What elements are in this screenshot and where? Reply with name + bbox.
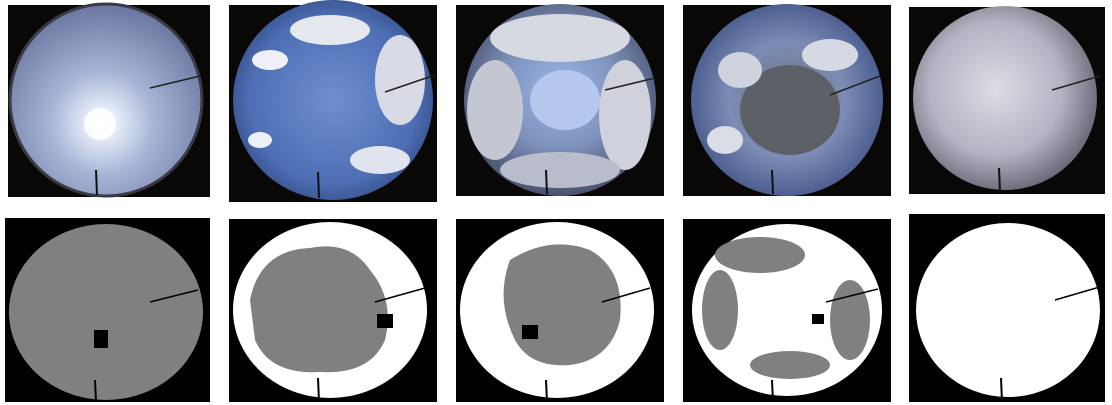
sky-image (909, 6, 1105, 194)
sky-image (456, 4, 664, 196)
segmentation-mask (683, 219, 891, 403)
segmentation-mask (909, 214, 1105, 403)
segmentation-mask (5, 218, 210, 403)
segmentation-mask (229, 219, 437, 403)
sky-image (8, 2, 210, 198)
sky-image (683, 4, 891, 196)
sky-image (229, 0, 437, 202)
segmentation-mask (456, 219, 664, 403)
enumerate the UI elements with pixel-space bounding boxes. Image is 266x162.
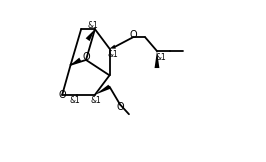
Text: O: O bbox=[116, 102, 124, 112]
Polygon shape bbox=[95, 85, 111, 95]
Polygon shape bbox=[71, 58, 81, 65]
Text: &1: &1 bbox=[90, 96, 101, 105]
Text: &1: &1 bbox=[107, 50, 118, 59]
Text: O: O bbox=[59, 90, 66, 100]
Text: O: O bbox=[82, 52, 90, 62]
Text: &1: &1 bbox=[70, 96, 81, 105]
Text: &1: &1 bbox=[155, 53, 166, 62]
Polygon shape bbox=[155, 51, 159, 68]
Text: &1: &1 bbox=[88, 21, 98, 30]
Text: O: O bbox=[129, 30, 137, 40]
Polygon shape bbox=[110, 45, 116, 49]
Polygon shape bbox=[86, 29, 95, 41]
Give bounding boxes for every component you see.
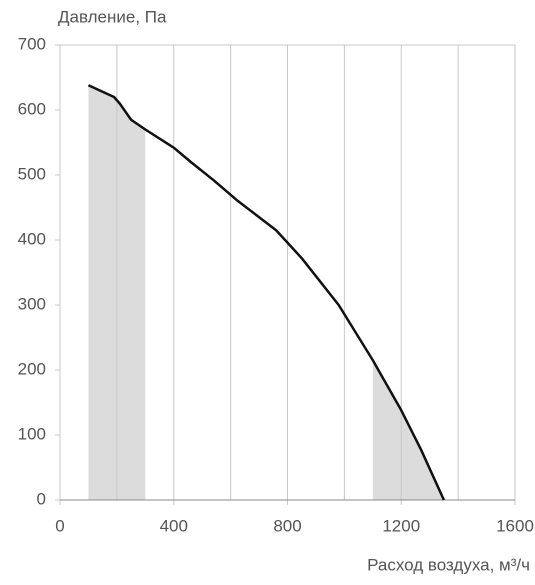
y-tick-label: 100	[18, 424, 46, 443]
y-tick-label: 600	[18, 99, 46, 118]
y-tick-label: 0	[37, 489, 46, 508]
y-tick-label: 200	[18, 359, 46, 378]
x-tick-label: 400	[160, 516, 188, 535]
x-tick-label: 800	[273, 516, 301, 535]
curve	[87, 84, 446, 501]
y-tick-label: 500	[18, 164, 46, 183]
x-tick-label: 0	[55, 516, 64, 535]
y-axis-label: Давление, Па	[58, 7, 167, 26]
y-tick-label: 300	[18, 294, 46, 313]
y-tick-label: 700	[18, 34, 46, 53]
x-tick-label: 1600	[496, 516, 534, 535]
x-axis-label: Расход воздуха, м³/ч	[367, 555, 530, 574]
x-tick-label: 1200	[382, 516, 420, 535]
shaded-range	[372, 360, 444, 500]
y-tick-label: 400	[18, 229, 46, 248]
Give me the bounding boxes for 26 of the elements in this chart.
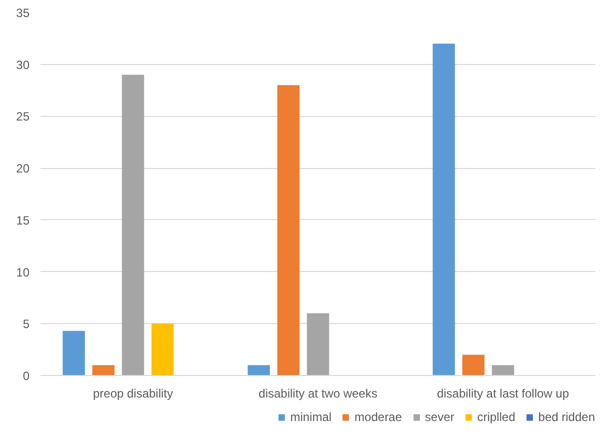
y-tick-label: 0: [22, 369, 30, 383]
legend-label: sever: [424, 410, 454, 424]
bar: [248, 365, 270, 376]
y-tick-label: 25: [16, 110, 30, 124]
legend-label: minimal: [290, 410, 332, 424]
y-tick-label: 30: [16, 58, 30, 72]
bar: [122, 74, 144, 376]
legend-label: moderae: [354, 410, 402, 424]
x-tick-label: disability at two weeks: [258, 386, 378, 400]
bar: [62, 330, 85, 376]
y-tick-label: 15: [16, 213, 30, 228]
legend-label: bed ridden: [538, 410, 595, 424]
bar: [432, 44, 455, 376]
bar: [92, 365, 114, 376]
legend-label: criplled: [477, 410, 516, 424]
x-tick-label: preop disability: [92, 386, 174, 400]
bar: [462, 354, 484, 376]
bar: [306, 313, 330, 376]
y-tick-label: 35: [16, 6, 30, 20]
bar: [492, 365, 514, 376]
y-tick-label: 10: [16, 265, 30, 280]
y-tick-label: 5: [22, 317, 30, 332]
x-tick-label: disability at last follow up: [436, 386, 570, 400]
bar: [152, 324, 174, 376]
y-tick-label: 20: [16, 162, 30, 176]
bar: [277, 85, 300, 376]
· · ·
**EXERCISE REQUIREMENTS**. Can you pull out the lines from the very start of the data through the line containing "enumerate the UI", copying them verbatim and leaving out the pictures?

**OUTPUT**.
What elements are in this screenshot and where? Reply with name + bbox.
sky-image (909, 6, 1105, 194)
sky-image (456, 4, 664, 196)
segmentation-mask (683, 219, 891, 403)
segmentation-mask (909, 214, 1105, 403)
segmentation-mask (5, 218, 210, 403)
segmentation-mask (229, 219, 437, 403)
sky-image (8, 2, 210, 198)
sky-image (683, 4, 891, 196)
sky-image (229, 0, 437, 202)
segmentation-mask (456, 219, 664, 403)
enumerate the UI elements with pixel-space bounding boxes. Image is 266x162.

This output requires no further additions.